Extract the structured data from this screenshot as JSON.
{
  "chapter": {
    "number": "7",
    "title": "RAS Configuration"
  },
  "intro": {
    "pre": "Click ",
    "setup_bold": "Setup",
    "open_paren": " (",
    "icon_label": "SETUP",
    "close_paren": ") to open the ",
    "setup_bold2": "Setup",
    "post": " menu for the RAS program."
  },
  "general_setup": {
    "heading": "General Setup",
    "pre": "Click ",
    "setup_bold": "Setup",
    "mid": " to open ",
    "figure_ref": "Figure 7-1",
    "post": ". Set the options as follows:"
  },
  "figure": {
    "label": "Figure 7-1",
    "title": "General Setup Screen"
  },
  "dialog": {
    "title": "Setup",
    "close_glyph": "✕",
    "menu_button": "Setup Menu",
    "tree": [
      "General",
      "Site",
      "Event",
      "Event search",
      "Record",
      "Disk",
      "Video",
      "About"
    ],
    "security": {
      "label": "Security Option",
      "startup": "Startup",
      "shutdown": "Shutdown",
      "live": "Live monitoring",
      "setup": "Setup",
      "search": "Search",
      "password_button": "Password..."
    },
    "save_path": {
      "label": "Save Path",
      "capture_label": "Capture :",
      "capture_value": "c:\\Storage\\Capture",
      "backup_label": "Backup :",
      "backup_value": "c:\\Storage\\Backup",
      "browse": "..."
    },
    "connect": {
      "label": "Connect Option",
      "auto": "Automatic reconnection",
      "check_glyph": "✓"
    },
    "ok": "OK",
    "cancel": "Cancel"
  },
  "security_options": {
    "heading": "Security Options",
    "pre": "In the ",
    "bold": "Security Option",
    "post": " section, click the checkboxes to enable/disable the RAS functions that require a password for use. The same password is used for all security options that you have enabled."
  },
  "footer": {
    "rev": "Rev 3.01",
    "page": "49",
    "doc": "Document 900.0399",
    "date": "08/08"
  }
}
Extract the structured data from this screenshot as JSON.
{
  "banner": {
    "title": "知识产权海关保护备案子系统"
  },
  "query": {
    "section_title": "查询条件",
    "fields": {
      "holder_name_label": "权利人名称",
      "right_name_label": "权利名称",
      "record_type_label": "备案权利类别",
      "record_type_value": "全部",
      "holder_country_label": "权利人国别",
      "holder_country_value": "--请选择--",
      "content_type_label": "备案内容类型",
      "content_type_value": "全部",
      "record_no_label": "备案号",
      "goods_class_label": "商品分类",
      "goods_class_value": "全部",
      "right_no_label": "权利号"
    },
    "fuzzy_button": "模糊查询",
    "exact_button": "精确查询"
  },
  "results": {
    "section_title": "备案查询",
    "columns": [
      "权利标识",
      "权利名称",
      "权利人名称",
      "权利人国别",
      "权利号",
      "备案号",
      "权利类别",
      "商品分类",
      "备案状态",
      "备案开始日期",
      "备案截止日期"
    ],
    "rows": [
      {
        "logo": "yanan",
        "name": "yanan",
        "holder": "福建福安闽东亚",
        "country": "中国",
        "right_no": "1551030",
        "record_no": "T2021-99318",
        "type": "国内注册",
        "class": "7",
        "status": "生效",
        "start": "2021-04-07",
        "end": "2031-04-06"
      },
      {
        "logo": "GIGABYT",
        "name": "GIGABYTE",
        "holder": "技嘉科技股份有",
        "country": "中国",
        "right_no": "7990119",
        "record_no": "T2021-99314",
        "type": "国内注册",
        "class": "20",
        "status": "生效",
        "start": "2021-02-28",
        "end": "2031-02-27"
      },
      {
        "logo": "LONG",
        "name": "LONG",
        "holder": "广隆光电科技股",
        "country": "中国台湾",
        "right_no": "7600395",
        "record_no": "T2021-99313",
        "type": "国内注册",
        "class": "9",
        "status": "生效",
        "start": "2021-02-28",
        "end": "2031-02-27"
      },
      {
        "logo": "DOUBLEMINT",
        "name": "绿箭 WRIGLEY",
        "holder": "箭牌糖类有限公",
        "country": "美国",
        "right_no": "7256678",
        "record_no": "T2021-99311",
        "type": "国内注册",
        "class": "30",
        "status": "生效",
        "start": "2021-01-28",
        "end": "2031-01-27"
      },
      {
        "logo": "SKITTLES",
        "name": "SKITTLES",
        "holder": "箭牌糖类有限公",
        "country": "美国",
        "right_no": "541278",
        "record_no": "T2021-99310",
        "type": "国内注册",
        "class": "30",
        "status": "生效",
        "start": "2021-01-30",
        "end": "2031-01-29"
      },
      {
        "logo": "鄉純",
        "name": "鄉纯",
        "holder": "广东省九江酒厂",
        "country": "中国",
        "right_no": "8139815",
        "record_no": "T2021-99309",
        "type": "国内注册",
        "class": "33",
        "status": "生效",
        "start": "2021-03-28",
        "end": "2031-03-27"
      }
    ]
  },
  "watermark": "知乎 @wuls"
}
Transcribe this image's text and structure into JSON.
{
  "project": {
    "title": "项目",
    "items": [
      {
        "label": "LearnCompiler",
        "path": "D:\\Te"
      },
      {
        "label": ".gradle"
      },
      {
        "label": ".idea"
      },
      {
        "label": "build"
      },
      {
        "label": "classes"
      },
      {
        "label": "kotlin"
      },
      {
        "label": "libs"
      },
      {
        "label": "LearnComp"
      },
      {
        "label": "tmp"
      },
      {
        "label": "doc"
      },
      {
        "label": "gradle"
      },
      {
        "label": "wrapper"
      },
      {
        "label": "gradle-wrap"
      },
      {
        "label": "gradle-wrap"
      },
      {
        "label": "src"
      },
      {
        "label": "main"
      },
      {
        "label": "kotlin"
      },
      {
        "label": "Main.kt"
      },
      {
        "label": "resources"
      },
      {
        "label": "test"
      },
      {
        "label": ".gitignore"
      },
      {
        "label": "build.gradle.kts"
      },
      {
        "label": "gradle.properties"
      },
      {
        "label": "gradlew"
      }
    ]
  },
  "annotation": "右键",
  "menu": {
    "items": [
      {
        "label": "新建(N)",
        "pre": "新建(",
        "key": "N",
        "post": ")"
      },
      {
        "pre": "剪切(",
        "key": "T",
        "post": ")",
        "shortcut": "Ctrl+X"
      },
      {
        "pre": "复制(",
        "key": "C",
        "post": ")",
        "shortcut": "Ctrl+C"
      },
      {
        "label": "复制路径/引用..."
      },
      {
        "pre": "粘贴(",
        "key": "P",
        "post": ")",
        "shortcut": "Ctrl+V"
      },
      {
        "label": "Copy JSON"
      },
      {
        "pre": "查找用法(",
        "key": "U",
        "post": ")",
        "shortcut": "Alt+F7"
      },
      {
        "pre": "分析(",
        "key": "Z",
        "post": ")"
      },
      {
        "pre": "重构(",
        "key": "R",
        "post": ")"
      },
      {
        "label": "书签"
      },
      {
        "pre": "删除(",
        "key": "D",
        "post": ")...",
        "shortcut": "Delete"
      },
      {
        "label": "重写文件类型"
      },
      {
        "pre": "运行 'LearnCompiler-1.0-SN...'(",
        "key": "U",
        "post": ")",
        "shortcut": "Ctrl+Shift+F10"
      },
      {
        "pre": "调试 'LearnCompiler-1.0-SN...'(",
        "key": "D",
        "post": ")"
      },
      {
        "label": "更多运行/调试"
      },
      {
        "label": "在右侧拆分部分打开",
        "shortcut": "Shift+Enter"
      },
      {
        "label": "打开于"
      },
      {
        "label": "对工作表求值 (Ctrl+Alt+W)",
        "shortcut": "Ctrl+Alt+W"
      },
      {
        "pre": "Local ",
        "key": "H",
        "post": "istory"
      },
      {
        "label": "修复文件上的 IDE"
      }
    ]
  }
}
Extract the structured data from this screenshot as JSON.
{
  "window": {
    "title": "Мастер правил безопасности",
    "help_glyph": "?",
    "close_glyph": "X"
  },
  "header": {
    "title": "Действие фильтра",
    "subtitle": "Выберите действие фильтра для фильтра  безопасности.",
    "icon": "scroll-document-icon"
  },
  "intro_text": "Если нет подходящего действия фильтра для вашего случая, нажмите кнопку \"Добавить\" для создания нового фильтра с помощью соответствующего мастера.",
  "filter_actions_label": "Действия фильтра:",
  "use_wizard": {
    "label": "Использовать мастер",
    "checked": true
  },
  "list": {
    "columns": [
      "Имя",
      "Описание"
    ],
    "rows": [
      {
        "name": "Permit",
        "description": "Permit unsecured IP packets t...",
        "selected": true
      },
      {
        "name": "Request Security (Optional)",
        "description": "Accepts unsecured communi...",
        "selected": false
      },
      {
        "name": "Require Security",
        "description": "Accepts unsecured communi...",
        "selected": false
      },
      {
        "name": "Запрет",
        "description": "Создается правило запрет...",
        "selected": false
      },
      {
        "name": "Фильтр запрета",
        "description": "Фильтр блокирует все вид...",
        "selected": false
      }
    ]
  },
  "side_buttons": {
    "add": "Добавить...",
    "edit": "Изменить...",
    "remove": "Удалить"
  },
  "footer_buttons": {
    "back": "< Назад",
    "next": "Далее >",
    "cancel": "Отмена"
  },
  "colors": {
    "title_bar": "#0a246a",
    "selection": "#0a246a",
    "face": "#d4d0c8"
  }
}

================

◆ **WORK TO BE COMPLETED**
Each line containing the word "Добавить" counts once; report the total alone.

◆ **WORKED SOLUTION**
2